__Required work__
Your answer is a single number: the count of lines that contain the string "label".

__Exercise materials__

⟨

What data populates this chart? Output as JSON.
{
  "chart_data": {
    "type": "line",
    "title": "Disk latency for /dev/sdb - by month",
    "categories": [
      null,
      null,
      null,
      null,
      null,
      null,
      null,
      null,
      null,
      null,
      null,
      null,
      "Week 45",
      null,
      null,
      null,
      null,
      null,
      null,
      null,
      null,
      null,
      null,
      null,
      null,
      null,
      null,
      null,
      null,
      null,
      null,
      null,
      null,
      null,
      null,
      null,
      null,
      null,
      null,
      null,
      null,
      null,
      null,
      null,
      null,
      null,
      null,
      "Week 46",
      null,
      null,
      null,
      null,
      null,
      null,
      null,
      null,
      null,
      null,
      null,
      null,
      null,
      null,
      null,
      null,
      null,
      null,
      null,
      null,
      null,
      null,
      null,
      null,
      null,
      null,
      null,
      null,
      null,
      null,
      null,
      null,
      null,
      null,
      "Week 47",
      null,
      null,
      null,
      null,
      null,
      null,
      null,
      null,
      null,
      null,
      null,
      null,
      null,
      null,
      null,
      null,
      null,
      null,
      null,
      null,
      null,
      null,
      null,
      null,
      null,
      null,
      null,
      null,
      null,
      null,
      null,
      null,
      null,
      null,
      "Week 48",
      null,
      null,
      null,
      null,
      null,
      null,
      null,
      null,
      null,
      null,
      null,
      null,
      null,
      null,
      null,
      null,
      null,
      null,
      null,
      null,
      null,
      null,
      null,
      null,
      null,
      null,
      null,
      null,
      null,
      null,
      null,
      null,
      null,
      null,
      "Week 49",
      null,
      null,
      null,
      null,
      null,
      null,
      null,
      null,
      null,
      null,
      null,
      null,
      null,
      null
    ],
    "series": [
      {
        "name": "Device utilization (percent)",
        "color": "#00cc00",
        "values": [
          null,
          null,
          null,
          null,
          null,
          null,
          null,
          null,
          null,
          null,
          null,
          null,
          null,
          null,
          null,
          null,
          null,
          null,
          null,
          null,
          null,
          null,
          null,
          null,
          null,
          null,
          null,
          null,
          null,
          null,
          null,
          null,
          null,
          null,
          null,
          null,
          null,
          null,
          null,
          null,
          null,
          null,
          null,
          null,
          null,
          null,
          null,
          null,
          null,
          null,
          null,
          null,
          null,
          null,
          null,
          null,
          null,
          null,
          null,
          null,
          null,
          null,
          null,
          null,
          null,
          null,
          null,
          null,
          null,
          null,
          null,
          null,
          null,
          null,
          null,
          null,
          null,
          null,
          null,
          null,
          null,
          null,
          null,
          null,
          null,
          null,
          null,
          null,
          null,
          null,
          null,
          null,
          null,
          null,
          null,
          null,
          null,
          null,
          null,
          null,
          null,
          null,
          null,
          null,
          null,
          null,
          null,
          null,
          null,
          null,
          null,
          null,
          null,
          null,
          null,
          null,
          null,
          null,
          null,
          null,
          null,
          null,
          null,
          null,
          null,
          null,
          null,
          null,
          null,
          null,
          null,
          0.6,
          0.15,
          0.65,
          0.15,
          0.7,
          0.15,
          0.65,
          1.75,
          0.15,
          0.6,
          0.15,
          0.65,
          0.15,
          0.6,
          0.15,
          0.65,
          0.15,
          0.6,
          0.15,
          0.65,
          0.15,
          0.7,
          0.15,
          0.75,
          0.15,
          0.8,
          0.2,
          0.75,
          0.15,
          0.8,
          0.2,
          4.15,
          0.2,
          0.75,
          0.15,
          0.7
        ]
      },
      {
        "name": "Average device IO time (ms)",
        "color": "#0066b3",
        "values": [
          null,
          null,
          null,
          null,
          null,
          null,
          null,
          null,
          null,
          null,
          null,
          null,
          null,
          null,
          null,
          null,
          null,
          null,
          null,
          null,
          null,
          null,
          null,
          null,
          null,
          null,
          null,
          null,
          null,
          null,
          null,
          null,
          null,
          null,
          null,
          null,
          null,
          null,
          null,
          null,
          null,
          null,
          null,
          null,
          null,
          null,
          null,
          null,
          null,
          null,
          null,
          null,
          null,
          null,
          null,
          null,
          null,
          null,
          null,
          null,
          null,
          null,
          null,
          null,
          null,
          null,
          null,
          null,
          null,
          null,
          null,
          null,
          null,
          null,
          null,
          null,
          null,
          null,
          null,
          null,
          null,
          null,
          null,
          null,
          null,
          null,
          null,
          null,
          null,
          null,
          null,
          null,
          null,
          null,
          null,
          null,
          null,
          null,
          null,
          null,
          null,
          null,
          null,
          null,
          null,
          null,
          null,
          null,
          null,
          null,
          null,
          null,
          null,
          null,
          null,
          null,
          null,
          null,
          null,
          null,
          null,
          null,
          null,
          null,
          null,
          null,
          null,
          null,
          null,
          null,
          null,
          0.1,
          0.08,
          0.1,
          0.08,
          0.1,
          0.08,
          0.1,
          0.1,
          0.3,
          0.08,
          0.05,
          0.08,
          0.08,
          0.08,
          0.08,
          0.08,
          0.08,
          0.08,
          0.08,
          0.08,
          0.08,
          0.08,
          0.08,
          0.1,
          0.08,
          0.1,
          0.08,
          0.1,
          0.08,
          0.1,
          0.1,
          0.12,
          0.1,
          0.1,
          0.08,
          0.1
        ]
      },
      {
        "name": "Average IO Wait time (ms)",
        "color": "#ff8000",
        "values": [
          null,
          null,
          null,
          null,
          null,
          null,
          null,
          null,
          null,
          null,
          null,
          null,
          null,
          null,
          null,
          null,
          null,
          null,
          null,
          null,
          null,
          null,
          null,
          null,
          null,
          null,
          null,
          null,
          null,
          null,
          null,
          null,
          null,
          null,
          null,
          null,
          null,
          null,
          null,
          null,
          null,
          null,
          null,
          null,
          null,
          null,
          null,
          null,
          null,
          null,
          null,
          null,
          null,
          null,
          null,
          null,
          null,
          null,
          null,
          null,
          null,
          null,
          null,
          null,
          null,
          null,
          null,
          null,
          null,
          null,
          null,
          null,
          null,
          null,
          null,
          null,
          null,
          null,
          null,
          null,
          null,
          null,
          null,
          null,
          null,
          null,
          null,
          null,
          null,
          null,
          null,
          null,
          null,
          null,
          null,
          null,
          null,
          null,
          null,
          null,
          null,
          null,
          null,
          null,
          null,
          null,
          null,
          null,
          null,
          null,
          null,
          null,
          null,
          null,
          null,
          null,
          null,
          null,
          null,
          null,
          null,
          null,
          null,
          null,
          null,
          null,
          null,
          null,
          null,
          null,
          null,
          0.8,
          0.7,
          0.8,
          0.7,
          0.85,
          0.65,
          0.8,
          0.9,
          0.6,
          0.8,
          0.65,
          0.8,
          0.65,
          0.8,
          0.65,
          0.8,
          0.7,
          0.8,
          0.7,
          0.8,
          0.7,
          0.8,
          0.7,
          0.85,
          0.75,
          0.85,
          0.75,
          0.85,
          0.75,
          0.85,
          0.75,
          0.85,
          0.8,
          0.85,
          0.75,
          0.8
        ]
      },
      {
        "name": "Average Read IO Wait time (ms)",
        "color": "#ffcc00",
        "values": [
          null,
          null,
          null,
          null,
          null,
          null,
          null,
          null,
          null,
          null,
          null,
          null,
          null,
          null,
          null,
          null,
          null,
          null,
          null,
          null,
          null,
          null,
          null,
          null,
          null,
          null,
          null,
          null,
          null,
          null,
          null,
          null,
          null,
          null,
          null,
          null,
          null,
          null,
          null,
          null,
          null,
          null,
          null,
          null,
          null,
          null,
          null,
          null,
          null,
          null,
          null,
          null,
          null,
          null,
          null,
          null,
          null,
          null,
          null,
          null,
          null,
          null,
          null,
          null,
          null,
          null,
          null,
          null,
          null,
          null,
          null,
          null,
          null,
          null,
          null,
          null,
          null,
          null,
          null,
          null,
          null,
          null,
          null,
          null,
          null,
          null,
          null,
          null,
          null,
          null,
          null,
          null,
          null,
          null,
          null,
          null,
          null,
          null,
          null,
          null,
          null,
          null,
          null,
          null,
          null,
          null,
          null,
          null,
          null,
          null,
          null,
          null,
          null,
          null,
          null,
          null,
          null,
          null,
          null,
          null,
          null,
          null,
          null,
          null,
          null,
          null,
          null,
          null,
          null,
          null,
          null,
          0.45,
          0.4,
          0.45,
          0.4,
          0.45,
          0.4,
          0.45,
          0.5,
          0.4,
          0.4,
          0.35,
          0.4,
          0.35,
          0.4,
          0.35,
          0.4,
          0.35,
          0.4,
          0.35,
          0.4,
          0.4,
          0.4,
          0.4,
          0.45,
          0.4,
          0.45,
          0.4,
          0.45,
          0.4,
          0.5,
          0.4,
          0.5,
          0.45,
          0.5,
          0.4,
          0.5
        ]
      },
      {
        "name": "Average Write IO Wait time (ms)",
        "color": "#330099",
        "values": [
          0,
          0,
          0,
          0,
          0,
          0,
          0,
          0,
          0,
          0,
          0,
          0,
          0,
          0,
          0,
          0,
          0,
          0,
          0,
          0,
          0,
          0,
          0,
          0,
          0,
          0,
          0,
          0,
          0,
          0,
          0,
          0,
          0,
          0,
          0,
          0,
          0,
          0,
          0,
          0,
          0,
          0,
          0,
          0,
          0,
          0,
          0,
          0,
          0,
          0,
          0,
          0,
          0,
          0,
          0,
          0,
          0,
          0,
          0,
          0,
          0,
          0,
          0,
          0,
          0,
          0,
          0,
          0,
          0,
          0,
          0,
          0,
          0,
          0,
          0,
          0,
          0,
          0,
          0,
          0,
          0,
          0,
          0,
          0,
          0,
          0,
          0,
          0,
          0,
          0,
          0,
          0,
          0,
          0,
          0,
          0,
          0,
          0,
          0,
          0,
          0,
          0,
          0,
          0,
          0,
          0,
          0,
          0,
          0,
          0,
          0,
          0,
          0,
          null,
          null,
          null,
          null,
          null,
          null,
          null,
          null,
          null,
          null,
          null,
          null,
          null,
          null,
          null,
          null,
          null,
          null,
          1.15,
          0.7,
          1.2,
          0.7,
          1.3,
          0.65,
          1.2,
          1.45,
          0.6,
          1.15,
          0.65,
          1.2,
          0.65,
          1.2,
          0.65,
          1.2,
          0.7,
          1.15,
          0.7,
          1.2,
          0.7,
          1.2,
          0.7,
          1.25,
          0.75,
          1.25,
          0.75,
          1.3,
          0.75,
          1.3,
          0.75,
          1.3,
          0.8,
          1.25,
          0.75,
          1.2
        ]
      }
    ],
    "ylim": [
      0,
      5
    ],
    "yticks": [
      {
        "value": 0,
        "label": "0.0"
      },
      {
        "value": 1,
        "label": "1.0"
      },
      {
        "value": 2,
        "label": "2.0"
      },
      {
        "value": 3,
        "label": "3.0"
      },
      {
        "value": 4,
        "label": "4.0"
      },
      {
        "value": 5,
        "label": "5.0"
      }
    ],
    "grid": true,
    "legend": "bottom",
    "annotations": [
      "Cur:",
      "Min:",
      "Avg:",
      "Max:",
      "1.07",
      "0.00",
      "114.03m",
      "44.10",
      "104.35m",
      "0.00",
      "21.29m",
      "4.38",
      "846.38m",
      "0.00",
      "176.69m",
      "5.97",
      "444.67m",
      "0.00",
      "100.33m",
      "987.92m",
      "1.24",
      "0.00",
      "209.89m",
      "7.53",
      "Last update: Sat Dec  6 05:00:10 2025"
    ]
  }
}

⟩

__The output__
6